— START DATA ENTRIES —

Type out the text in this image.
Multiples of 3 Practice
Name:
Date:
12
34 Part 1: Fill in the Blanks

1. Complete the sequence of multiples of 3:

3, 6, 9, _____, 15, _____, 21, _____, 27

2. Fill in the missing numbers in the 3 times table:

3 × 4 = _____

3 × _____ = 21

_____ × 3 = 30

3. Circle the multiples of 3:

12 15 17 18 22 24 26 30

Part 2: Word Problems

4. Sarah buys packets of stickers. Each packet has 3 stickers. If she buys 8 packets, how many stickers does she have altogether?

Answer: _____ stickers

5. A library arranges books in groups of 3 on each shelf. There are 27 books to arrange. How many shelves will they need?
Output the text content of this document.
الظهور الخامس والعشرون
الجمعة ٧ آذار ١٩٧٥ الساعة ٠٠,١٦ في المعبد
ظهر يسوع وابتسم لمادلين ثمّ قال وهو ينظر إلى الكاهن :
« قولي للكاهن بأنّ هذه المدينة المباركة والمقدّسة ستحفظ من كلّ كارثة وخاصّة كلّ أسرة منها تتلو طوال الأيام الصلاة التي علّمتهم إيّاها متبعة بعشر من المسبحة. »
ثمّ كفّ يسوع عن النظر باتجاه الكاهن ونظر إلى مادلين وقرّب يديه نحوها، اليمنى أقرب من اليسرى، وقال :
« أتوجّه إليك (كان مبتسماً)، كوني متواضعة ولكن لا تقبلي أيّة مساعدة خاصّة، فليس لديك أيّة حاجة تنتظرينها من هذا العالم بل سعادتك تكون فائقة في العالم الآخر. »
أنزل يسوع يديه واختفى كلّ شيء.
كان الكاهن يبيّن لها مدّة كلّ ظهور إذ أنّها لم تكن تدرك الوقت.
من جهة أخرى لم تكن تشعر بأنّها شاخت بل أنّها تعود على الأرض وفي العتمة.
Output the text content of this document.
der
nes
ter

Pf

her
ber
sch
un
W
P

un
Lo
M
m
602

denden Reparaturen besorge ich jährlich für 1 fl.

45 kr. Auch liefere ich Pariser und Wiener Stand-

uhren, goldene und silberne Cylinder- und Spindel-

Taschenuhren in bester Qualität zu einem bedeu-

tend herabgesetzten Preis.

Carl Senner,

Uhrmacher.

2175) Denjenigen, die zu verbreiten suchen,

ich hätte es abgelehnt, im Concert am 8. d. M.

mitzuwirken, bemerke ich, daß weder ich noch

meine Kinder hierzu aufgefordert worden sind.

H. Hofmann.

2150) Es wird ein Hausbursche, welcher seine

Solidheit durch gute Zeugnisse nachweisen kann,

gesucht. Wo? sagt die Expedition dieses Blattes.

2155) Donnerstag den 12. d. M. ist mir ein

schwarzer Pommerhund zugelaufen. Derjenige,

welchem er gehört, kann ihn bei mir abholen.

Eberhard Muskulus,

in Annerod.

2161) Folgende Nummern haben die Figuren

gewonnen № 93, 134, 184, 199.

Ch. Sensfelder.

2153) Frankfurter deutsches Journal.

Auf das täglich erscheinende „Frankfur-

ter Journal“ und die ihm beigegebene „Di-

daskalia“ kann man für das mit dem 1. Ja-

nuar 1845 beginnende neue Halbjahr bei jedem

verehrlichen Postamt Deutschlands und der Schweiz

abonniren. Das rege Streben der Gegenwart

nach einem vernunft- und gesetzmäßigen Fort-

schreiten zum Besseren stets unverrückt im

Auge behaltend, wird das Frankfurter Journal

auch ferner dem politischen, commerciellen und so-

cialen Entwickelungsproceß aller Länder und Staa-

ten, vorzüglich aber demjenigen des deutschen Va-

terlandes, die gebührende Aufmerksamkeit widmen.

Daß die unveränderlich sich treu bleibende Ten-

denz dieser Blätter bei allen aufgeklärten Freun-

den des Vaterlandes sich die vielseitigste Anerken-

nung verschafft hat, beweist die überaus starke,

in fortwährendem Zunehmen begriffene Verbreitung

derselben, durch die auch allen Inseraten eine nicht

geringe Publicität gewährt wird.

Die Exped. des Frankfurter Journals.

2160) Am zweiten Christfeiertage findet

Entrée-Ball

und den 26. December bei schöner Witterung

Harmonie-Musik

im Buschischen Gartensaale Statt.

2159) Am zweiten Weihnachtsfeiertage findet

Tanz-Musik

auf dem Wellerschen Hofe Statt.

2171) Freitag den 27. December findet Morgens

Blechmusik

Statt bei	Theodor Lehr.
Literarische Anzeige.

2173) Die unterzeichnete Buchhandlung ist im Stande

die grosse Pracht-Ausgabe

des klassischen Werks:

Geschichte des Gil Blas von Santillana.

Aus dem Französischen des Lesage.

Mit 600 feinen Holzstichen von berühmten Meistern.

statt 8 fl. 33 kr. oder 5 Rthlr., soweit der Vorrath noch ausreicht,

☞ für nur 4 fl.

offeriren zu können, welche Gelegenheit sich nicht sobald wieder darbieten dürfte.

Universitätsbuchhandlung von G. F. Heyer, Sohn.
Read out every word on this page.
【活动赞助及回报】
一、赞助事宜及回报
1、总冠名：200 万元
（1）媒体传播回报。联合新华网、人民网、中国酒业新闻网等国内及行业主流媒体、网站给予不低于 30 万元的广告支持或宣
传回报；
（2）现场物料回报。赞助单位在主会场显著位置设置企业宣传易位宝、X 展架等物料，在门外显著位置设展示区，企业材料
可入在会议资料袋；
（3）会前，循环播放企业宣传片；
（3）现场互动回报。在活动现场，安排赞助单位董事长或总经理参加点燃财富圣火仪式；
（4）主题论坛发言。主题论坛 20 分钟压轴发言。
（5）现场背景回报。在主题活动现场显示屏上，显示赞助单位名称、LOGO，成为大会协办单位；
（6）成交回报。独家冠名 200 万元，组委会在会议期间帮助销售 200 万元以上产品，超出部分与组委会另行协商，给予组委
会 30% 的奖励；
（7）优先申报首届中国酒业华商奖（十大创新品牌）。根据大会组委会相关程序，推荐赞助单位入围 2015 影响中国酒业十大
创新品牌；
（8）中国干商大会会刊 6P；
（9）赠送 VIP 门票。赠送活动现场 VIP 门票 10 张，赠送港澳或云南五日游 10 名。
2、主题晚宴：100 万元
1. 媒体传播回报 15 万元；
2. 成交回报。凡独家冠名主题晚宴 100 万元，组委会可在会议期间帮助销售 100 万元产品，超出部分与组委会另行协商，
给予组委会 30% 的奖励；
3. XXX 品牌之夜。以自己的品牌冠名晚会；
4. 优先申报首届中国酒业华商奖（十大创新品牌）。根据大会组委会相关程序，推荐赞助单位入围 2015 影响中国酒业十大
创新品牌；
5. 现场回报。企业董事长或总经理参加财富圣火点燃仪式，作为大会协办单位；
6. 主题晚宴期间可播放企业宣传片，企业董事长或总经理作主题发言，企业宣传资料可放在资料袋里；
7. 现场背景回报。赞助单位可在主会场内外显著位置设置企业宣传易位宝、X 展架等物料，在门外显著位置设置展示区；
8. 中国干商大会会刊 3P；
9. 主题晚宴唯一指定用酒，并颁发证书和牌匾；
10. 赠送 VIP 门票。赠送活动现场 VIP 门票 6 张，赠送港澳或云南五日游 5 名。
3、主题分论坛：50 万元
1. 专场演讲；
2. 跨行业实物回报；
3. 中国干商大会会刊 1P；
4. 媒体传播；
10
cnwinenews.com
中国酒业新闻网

— END DATA ENTRIES —

EXERCISE REQUIREMENTS - Extract the full listing and reproduce each line exactly.

ANSWER TO THIS PROBLEM -
Type out the text in this image.
Multiples of 3 Practice
Name:
Date:
12
34 Part 1: Fill in the Blanks

1. Complete the sequence of multiples of 3:

3, 6, 9, _____, 15, _____, 21, _____, 27

2. Fill in the missing numbers in the 3 times table:

3 × 4 = _____

3 × _____ = 21

_____ × 3 = 30

3. Circle the multiples of 3:

12 15 17 18 22 24 26 30

Part 2: Word Problems

4. Sarah buys packets of stickers. Each packet has 3 stickers. If she buys 8 packets, how many stickers does she have altogether?

Answer: _____ stickers

5. A library arranges books in groups of 3 on each shelf. There are 27 books to arrange. How many shelves will they need?
Output the text content of this document.
الظهور الخامس والعشرون
الجمعة ٧ آذار ١٩٧٥ الساعة ٠٠,١٦ في المعبد
ظهر يسوع وابتسم لمادلين ثمّ قال وهو ينظر إلى الكاهن :
« قولي للكاهن بأنّ هذه المدينة المباركة والمقدّسة ستحفظ من كلّ كارثة وخاصّة كلّ أسرة منها تتلو طوال الأيام الصلاة التي علّمتهم إيّاها متبعة بعشر من المسبحة. »
ثمّ كفّ يسوع عن النظر باتجاه الكاهن ونظر إلى مادلين وقرّب يديه نحوها، اليمنى أقرب من اليسرى، وقال :
« أتوجّه إليك (كان مبتسماً)، كوني متواضعة ولكن لا تقبلي أيّة مساعدة خاصّة، فليس لديك أيّة حاجة تنتظرينها من هذا العالم بل سعادتك تكون فائقة في العالم الآخر. »
أنزل يسوع يديه واختفى كلّ شيء.
كان الكاهن يبيّن لها مدّة كلّ ظهور إذ أنّها لم تكن تدرك الوقت.
من جهة أخرى لم تكن تشعر بأنّها شاخت بل أنّها تعود على الأرض وفي العتمة.
Output the text content of this document.
der
nes
ter

Pf

her
ber
sch
un
W
P

un
Lo
M
m
602

denden Reparaturen besorge ich jährlich für 1 fl.

45 kr. Auch liefere ich Pariser und Wiener Stand-

uhren, goldene und silberne Cylinder- und Spindel-

Taschenuhren in bester Qualität zu einem bedeu-

tend herabgesetzten Preis.

Carl Senner,

Uhrmacher.

2175) Denjenigen, die zu verbreiten suchen,

ich hätte es abgelehnt, im Concert am 8. d. M.

mitzuwirken, bemerke ich, daß weder ich noch

meine Kinder hierzu aufgefordert worden sind.

H. Hofmann.

2150) Es wird ein Hausbursche, welcher seine

Solidheit durch gute Zeugnisse nachweisen kann,

gesucht. Wo? sagt die Expedition dieses Blattes.

2155) Donnerstag den 12. d. M. ist mir ein

schwarzer Pommerhund zugelaufen. Derjenige,

welchem er gehört, kann ihn bei mir abholen.

Eberhard Muskulus,

in Annerod.

2161) Folgende Nummern haben die Figuren

gewonnen № 93, 134, 184, 199.

Ch. Sensfelder.

2153) Frankfurter deutsches Journal.

Auf das täglich erscheinende „Frankfur-

ter Journal“ und die ihm beigegebene „Di-

daskalia“ kann man für das mit dem 1. Ja-

nuar 1845 beginnende neue Halbjahr bei jedem

verehrlichen Postamt Deutschlands und der Schweiz

abonniren. Das rege Streben der Gegenwart

nach einem vernunft- und gesetzmäßigen Fort-

schreiten zum Besseren stets unverrückt im

Auge behaltend, wird das Frankfurter Journal

auch ferner dem politischen, commerciellen und so-

cialen Entwickelungsproceß aller Länder und Staa-

ten, vorzüglich aber demjenigen des deutschen Va-

terlandes, die gebührende Aufmerksamkeit widmen.

Daß die unveränderlich sich treu bleibende Ten-

denz dieser Blätter bei allen aufgeklärten Freun-

den des Vaterlandes sich die vielseitigste Anerken-

nung verschafft hat, beweist die überaus starke,

in fortwährendem Zunehmen begriffene Verbreitung

derselben, durch die auch allen Inseraten eine nicht

geringe Publicität gewährt wird.

Die Exped. des Frankfurter Journals.

2160) Am zweiten Christfeiertage findet

Entrée-Ball

und den 26. December bei schöner Witterung

Harmonie-Musik

im Buschischen Gartensaale Statt.

2159) Am zweiten Weihnachtsfeiertage findet

Tanz-Musik

auf dem Wellerschen Hofe Statt.

2171) Freitag den 27. December findet Morgens

Blechmusik

Statt bei	Theodor Lehr.
Literarische Anzeige.

2173) Die unterzeichnete Buchhandlung ist im Stande

die grosse Pracht-Ausgabe

des klassischen Werks:

Geschichte des Gil Blas von Santillana.

Aus dem Französischen des Lesage.

Mit 600 feinen Holzstichen von berühmten Meistern.

statt 8 fl. 33 kr. oder 5 Rthlr., soweit der Vorrath noch ausreicht,

☞ für nur 4 fl.

offeriren zu können, welche Gelegenheit sich nicht sobald wieder darbieten dürfte.

Universitätsbuchhandlung von G. F. Heyer, Sohn.
Read out every word on this page.
【活动赞助及回报】
一、赞助事宜及回报
1、总冠名：200 万元
（1）媒体传播回报。联合新华网、人民网、中国酒业新闻网等国内及行业主流媒体、网站给予不低于 30 万元的广告支持或宣
传回报；
（2）现场物料回报。赞助单位在主会场显著位置设置企业宣传易位宝、X 展架等物料，在门外显著位置设展示区，企业材料
可入在会议资料袋；
（3）会前，循环播放企业宣传片；
（3）现场互动回报。在活动现场，安排赞助单位董事长或总经理参加点燃财富圣火仪式；
（4）主题论坛发言。主题论坛 20 分钟压轴发言。
（5）现场背景回报。在主题活动现场显示屏上，显示赞助单位名称、LOGO，成为大会协办单位；
（6）成交回报。独家冠名 200 万元，组委会在会议期间帮助销售 200 万元以上产品，超出部分与组委会另行协商，给予组委
会 30% 的奖励；
（7）优先申报首届中国酒业华商奖（十大创新品牌）。根据大会组委会相关程序，推荐赞助单位入围 2015 影响中国酒业十大
创新品牌；
（8）中国干商大会会刊 6P；
（9）赠送 VIP 门票。赠送活动现场 VIP 门票 10 张，赠送港澳或云南五日游 10 名。
2、主题晚宴：100 万元
1. 媒体传播回报 15 万元；
2. 成交回报。凡独家冠名主题晚宴 100 万元，组委会可在会议期间帮助销售 100 万元产品，超出部分与组委会另行协商，
给予组委会 30% 的奖励；
3. XXX 品牌之夜。以自己的品牌冠名晚会；
4. 优先申报首届中国酒业华商奖（十大创新品牌）。根据大会组委会相关程序，推荐赞助单位入围 2015 影响中国酒业十大
创新品牌；
5. 现场回报。企业董事长或总经理参加财富圣火点燃仪式，作为大会协办单位；
6. 主题晚宴期间可播放企业宣传片，企业董事长或总经理作主题发言，企业宣传资料可放在资料袋里；
7. 现场背景回报。赞助单位可在主会场内外显著位置设置企业宣传易位宝、X 展架等物料，在门外显著位置设置展示区；
8. 中国干商大会会刊 3P；
9. 主题晚宴唯一指定用酒，并颁发证书和牌匾；
10. 赠送 VIP 门票。赠送活动现场 VIP 门票 6 张，赠送港澳或云南五日游 5 名。
3、主题分论坛：50 万元
1. 专场演讲；
2. 跨行业实物回报；
3. 中国干商大会会刊 1P；
4. 媒体传播；
10
cnwinenews.com
中国酒业新闻网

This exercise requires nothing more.